▸ Belge Alıntısı
◇ ◇ ◇ ◇ ◇
Ali Bey, 8 Mart 1864 tarihinde Kür (Kura) Irmağı kıyısında Bakü yakınlarındaki Salyan ilçesinde doğdu. Asıl adı Ali olmakla birlikte Kafkasya Ruhani İdaresi tarafından verilen şehadetnamede adı Mehemmed Hüseyinzade olarak kayıtlıdır. Hem anne tarafından hem de baba tarafından ataları içinde pek çok din bilgini olan Ali Bey’in dedesi Ahmet Salyani 1884 yılına kadar Kafkasya Şiilerinin şeyhülislamı olarak görev yapmıştır. Dönemin önde gelen aydınlarından biri olan Şeyhülislam Ahmet Salyanî, başka bazı eserler yanında Tarih-i Edebiyat-ı Türkî adıyla bir Türk edebiyatı tarihi de yazmış ve bu eserde eski Türklerden başlayarak genel olarak Türklük hakkında bilgiler vermişti. Ali Bey’in annesi, Kafkasya Şeyhülislamı Ahund Ahmed Hüseyinzade’nin kızı Hatice Hanım, babası ise Gruzma bölgesi beylerinden Kazım Bey Hüseyinzade’nin dört oğlundan en küçüğü, Tiflis Müslüman Mektebi muallimlerinden Molla Hüseyin Hüseyinzade’dir.
Babasının Tiflis’te Kafkasya İdare-i Ruhaniyesinin yönetimindeki altı sınıflı Rus-Müslüman okuluna matematik öğretmeni olarak atanmasıyla Ali Bey de ailesiyle bu şehirde yaşamaya başlar. Kendisi altı, kardeşi İsmail ise iki yaşında iken babaları Molla Hüseyin Tiflis’te vefat eder, kısa bir süre sonra anneleri Hatice Hanım’ın da ölümü üzerine hem yetim hem de öksüz kalan çocukların velayeti dedeleri Şeyhülislam Ahund Ahmed Salyanî tarafından üstlenilir.
Devrinin önemli aydınlarından biri olan dedesi, yalnız din adamları arasında değil, bütün aydınlar arasında da saygı gören bir kişiliktir ve “Kafkas’ın birinci adamı”, yani bütün Kafkasya’nın en önde gelen kişisi olarak değerlendirilmektedir. Ali Bey’in yetişmesinde ve düşüncelerinin oluşmasında bu aydın düşünceli, ileri görüşlü insanın önemli bir rolü olduğu bütün araştırmacıların ortak düşüncesidir.
◇ ◇ ◇ ◇ ◇
▸ Alıştırma Yönergesi
Ali Bey hakkındaki metnin "Babasının Tiflis’te Kafkasya" ile başlayıp "araştırmacıların ortak düşüncesidir." ile biten bölümünü, "matematik öğretmeni" yerine "tarih öğretmeni" koyarak yeniden yazın.

(Bir koleksiyondan çıkarılan veriler)
◇ ◇ ◇ ◇ ◇
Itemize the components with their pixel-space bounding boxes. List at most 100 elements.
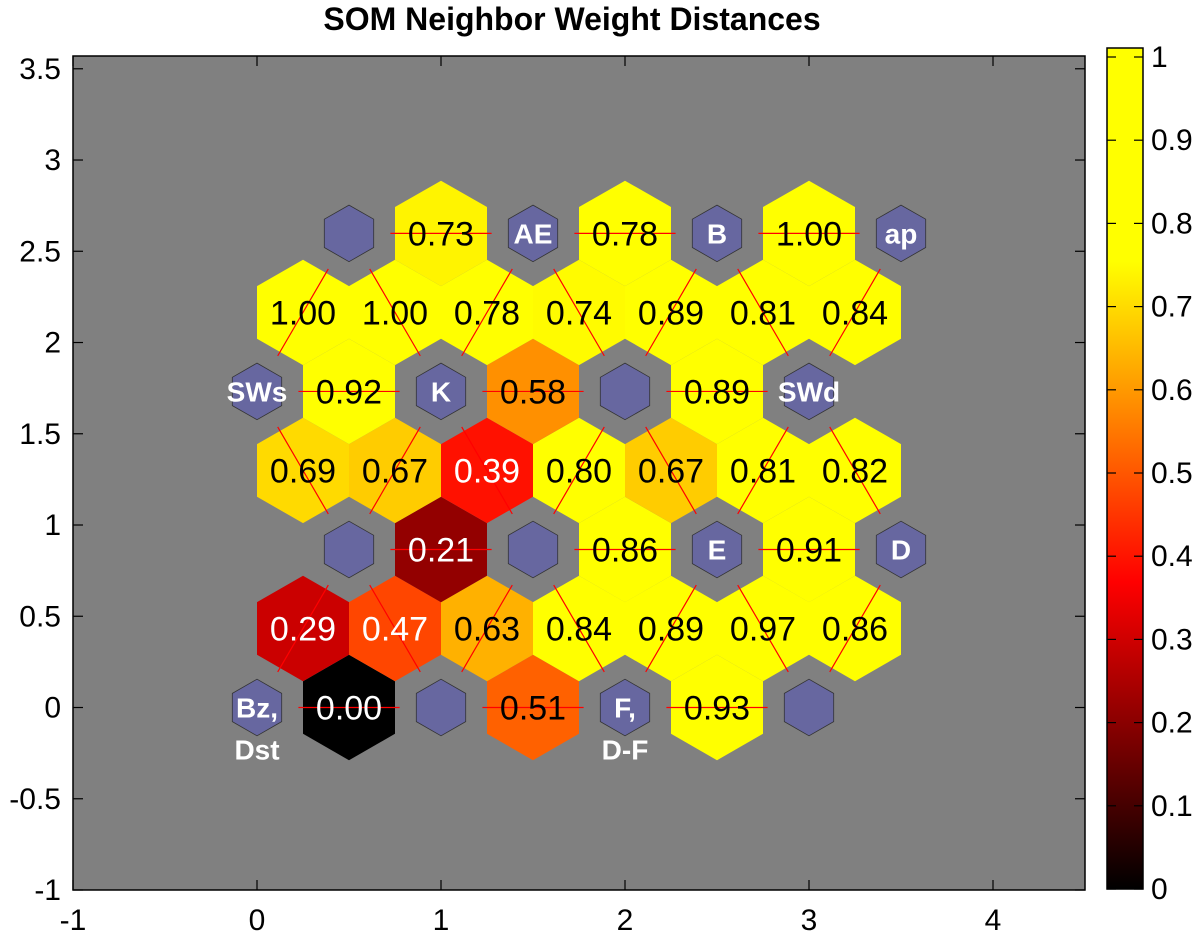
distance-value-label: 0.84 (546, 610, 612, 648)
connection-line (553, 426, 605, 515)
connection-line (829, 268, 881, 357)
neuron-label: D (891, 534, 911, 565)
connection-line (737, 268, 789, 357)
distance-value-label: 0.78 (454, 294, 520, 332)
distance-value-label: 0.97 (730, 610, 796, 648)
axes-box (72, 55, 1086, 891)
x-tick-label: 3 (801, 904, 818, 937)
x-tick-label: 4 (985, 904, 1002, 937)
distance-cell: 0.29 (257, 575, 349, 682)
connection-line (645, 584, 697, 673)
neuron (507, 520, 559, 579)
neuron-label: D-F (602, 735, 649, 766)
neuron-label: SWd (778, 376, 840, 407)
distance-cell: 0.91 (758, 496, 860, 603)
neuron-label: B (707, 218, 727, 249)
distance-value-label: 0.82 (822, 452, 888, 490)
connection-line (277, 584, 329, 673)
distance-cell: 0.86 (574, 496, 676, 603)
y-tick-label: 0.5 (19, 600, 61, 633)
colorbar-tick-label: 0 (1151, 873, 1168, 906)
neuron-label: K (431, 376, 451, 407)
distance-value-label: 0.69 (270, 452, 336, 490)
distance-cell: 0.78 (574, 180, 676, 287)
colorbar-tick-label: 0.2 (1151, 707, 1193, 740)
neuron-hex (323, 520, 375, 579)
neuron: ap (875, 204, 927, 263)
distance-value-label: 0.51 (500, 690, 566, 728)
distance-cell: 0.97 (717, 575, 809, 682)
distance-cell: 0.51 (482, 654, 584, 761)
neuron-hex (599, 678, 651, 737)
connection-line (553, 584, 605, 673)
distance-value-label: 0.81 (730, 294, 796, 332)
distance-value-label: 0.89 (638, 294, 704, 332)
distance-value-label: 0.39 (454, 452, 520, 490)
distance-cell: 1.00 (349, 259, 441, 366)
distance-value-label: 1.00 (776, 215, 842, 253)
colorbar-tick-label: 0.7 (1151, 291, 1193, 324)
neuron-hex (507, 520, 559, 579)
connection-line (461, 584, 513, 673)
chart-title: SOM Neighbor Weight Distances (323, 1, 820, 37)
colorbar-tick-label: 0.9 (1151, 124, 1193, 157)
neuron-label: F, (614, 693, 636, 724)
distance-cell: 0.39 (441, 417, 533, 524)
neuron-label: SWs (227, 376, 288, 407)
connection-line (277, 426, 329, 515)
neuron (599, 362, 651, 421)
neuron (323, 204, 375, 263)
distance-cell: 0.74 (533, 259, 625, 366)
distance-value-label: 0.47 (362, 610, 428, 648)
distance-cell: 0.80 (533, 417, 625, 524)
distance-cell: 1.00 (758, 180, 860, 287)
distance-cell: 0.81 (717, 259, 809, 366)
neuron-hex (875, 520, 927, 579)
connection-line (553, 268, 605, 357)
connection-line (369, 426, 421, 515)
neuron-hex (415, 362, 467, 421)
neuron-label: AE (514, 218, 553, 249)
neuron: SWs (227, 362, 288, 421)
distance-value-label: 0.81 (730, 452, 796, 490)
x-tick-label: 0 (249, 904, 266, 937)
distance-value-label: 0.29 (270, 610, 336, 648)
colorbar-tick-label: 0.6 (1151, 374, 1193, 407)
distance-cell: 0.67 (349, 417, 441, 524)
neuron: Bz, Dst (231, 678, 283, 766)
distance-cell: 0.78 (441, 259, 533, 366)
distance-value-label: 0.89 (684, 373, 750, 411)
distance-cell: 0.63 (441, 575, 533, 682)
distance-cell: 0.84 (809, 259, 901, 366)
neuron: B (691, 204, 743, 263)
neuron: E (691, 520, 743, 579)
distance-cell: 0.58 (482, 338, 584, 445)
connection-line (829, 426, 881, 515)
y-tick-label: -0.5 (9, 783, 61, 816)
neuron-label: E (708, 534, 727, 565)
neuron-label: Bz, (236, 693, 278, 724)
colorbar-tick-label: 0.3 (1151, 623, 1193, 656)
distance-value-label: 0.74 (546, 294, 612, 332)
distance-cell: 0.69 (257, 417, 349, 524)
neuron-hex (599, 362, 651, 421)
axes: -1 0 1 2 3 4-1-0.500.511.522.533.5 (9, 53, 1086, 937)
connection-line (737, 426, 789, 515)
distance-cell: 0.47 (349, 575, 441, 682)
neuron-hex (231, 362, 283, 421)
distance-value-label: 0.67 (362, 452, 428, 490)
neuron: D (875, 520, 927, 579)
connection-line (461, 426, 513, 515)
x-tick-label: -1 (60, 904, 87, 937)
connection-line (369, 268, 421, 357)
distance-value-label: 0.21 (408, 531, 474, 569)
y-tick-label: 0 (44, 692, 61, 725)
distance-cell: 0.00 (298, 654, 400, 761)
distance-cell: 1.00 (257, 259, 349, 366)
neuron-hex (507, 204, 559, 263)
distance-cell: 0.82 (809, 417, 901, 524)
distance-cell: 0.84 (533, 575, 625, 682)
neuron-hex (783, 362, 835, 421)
◇ ◇ ◇ ◇ ◇
▸ Doğru Cevap
Babasının Tiflis’te Kafkasya İdare-i Ruhaniyesinin yönetimindeki altı sınıflı Rus-Müslüman okuluna tarih öğretmeni olarak atanmasıyla Ali Bey de ailesiyle bu şehirde yaşamaya başlar. Kendisi altı, kardeşi İsmail ise iki yaşında iken babaları Molla Hüseyin Tiflis’te vefat eder, kısa bir süre sonra anneleri Hatice Hanım’ın da ölümü üzerine hem yetim hem de öksüz kalan çocukların velayeti dedeleri Şeyhülislam Ahund Ahmed Salyanî tarafından üstlenilir.
Devrinin önemli aydınlarından biri olan dedesi, yalnız din adamları arasında değil, bütün aydınlar arasında da saygı gören bir kişiliktir ve “Kafkas’ın birinci adamı”, yani bütün Kafkasya’nın en önde gelen kişisi olarak değerlendirilmektedir. Ali Bey’in yetişmesinde ve düşüncelerinin oluşmasında bu aydın düşünceli, ileri görüşlü insanın önemli bir rolü olduğu bütün araştırmacıların ortak düşüncesidir.